## GIVEN REQUEST
Locate each line of the material that contains "自有电动自行车", then return it.

## SUPPLIED ENTRIES
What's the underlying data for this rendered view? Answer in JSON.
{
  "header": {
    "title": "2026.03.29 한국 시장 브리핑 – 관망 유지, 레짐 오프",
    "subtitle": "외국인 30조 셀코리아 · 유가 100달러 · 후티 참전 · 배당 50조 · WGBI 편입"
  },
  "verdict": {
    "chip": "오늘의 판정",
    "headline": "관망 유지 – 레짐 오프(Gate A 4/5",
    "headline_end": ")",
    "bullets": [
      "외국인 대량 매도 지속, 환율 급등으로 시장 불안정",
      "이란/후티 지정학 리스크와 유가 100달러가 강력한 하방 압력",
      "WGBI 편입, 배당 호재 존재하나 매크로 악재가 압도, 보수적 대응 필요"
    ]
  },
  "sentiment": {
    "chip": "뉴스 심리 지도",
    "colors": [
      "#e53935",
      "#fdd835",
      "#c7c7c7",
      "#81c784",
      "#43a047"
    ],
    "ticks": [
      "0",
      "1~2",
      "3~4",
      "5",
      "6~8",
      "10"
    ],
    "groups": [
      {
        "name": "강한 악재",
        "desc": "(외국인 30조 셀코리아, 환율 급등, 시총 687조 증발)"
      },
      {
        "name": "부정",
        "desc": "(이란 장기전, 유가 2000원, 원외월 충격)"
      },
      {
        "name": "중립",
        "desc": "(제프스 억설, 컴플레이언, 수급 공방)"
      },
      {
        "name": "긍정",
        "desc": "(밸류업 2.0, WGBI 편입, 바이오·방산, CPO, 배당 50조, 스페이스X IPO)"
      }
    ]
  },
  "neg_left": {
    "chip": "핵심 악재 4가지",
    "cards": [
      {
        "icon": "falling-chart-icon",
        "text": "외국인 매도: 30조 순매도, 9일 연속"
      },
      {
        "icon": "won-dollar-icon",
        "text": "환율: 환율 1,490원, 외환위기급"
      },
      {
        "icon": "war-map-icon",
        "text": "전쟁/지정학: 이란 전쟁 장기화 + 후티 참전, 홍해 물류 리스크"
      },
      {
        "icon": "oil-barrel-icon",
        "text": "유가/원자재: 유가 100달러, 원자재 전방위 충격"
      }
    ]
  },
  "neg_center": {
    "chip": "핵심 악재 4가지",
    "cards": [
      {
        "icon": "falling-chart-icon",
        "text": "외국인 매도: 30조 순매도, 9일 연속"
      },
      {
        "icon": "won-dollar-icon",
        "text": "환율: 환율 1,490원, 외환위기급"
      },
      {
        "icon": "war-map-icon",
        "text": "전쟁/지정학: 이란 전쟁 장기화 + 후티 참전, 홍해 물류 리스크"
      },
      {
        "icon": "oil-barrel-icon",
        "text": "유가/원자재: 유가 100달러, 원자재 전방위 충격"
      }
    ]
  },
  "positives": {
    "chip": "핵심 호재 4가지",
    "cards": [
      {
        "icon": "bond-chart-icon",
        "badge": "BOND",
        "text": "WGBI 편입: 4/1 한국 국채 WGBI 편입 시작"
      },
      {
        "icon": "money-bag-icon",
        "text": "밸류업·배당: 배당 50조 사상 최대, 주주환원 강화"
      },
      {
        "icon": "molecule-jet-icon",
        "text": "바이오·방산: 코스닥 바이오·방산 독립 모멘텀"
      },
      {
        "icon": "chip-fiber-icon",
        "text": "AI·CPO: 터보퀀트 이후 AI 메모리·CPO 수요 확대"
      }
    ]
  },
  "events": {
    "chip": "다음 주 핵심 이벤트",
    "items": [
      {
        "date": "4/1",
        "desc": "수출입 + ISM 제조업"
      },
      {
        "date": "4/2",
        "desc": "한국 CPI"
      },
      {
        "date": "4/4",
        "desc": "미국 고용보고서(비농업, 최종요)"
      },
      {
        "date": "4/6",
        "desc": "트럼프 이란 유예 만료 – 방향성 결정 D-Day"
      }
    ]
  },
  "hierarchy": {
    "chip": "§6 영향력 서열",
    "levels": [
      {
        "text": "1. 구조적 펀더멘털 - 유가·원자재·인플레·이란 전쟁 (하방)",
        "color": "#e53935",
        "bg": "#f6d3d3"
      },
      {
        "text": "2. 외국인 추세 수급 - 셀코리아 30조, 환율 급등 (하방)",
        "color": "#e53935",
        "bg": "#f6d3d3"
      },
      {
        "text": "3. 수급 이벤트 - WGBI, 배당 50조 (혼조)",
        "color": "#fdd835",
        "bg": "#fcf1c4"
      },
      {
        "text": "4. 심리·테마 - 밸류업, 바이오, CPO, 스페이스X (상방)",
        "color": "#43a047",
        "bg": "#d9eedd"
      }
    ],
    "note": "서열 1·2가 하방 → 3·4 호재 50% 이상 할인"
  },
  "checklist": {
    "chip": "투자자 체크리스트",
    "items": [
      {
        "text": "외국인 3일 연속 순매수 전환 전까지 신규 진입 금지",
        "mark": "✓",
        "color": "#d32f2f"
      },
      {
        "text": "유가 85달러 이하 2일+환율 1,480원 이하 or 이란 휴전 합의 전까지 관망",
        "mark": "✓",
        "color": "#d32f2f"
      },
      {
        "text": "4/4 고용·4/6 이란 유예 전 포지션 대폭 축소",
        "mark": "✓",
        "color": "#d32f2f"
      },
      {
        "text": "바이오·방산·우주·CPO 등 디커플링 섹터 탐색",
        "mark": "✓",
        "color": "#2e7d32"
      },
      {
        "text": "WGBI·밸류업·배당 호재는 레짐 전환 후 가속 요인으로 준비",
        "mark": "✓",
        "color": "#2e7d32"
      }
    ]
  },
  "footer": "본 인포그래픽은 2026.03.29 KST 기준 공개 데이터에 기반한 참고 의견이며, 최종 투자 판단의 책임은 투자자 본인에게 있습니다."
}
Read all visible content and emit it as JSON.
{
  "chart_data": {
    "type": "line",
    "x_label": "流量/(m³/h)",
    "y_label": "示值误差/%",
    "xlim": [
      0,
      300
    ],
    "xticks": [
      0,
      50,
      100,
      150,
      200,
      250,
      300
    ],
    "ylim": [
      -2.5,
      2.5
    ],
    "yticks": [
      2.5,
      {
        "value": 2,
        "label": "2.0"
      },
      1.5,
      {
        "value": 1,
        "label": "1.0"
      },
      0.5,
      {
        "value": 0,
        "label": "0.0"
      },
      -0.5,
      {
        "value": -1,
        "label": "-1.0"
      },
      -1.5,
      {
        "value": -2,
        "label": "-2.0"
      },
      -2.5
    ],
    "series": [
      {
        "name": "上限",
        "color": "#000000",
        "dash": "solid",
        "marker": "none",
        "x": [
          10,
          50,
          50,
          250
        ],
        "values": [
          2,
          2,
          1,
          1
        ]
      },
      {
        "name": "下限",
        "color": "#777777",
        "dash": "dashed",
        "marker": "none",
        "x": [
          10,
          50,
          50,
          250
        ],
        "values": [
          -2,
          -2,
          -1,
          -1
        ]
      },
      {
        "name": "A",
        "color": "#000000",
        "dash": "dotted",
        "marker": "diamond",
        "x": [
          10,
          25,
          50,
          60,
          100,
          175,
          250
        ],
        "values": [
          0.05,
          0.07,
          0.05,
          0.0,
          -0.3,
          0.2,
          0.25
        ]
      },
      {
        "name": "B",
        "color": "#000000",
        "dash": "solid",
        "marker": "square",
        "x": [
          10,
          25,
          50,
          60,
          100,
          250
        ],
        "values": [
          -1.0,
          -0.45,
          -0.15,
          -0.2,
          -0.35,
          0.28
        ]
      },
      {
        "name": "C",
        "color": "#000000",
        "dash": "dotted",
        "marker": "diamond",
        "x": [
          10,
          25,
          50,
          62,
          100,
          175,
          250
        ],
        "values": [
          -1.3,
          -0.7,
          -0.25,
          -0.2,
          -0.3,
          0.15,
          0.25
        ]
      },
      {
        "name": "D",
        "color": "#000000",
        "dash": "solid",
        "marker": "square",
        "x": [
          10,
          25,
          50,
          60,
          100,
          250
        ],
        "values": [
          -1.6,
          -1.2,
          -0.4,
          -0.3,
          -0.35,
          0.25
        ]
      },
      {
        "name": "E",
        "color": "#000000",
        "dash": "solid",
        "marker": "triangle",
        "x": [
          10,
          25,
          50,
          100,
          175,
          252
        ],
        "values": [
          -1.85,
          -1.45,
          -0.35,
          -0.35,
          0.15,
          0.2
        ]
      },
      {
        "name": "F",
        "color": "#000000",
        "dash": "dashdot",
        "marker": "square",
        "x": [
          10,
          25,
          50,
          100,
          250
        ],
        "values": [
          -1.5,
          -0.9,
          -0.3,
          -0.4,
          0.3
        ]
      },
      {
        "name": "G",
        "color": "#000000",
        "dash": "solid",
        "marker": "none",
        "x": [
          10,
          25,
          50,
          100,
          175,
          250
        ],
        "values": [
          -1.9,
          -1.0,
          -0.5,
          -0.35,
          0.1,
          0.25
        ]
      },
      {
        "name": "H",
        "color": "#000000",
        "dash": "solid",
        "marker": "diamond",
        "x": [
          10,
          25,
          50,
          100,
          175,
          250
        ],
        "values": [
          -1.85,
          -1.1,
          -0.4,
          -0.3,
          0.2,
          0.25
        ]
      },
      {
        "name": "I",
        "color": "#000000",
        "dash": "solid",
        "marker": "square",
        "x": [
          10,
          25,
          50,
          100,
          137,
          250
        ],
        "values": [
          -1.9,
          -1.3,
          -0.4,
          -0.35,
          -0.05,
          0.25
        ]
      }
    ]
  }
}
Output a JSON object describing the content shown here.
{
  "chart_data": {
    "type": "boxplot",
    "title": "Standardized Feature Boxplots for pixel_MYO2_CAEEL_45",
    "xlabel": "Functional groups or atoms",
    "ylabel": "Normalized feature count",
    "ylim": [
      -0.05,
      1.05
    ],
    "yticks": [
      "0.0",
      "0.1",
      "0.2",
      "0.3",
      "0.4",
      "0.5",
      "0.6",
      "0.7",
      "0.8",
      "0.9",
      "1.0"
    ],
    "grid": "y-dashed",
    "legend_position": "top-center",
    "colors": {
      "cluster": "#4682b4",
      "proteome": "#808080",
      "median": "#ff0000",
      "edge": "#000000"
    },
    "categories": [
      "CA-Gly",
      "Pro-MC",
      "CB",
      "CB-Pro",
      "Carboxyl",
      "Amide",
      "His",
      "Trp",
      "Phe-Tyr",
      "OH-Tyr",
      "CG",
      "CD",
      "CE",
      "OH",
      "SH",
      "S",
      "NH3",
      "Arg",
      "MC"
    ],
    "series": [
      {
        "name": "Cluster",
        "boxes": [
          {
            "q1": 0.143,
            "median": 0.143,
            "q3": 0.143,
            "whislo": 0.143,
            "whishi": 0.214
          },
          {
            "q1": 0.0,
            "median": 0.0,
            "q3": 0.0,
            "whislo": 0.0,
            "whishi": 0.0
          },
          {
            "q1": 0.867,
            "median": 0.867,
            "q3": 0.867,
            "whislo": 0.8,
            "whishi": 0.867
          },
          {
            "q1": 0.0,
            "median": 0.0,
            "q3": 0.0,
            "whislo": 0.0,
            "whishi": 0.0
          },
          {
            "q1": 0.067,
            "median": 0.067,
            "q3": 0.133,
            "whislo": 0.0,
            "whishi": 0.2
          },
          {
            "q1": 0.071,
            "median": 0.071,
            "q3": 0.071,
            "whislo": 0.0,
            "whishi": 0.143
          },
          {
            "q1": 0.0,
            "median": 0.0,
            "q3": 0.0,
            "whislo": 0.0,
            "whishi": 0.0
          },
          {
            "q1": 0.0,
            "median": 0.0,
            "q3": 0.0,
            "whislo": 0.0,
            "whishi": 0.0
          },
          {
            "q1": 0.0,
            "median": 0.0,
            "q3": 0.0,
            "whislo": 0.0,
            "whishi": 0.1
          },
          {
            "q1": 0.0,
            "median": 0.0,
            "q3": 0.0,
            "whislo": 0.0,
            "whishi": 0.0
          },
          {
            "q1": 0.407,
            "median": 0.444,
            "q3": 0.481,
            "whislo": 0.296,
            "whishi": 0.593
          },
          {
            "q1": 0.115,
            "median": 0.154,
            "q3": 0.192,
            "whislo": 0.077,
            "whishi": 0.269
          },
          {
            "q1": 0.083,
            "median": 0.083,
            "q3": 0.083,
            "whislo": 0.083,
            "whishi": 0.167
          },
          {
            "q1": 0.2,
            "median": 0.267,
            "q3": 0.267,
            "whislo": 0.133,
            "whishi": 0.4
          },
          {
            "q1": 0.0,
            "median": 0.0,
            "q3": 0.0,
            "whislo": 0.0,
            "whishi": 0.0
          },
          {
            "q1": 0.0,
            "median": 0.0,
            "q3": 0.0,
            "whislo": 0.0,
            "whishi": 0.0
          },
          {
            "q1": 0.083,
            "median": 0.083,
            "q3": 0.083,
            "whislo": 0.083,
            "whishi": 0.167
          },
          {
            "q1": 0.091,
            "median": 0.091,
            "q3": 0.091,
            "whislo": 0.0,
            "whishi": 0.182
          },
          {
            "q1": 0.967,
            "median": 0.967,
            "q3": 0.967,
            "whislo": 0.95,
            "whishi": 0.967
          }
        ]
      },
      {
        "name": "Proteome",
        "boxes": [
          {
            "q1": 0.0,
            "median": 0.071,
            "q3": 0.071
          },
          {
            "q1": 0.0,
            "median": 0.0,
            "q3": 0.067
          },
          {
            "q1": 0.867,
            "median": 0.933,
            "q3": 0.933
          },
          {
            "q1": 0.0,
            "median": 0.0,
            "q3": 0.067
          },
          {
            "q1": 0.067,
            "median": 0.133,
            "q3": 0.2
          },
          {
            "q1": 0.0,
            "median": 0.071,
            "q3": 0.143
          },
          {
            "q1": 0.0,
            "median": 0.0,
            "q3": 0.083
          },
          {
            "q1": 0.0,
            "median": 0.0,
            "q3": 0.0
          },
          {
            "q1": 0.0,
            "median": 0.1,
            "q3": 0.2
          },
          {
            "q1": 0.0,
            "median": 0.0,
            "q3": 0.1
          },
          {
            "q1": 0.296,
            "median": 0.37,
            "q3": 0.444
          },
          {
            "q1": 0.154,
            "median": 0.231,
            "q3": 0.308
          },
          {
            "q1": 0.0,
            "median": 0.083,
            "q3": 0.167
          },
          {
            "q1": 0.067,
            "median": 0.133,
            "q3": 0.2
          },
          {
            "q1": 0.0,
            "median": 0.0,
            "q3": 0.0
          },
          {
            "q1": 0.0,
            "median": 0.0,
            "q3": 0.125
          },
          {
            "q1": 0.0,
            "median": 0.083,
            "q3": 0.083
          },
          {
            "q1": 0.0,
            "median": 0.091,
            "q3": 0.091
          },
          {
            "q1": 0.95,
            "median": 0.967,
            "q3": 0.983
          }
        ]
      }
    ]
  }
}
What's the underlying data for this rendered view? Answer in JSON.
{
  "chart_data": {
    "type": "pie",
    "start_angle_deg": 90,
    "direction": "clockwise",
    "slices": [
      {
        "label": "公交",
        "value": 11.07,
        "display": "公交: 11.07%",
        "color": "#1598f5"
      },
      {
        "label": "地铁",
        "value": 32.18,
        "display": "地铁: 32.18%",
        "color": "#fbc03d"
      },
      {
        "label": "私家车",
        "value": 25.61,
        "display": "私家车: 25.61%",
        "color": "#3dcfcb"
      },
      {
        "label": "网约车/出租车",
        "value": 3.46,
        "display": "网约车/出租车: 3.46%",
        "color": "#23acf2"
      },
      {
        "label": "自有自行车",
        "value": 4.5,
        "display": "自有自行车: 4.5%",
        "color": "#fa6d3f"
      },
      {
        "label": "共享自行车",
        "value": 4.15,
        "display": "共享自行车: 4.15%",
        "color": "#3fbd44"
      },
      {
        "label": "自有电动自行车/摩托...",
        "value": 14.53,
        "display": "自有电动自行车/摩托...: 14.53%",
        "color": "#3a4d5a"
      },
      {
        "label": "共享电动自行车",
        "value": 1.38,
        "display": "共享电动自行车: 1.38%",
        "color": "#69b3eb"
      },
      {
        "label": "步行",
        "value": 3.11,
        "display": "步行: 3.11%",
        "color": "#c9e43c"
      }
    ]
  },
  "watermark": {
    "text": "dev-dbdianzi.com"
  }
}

## WORKED SOLUTION
        "label": "自有电动自行车/摩托...",
        "display": "自有电动自行车/摩托...: 14.53%",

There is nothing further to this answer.